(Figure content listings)
■ ■ ■ ■

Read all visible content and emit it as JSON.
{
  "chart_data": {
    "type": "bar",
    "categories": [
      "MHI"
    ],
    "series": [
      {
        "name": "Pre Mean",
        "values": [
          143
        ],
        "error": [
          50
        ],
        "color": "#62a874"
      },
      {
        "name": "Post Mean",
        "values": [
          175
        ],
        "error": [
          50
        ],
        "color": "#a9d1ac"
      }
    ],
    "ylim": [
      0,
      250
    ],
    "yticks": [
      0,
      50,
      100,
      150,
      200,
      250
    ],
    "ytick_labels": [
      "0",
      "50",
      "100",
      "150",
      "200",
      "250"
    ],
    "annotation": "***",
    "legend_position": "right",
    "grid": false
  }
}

■ ■ ■ ■

STATED PROBLEM: Copy out all of the lines above exactly.

EXPECTED OUTPUT:
Read all visible content and emit it as JSON.
{
  "chart_data": {
    "type": "bar",
    "categories": [
      "MHI"
    ],
    "series": [
      {
        "name": "Pre Mean",
        "values": [
          143
        ],
        "error": [
          50
        ],
        "color": "#62a874"
      },
      {
        "name": "Post Mean",
        "values": [
          175
        ],
        "error": [
          50
        ],
        "color": "#a9d1ac"
      }
    ],
    "ylim": [
      0,
      250
    ],
    "yticks": [
      0,
      50,
      100,
      150,
      200,
      250
    ],
    "ytick_labels": [
      "0",
      "50",
      "100",
      "150",
      "200",
      "250"
    ],
    "annotation": "***",
    "legend_position": "right",
    "grid": false
  }
}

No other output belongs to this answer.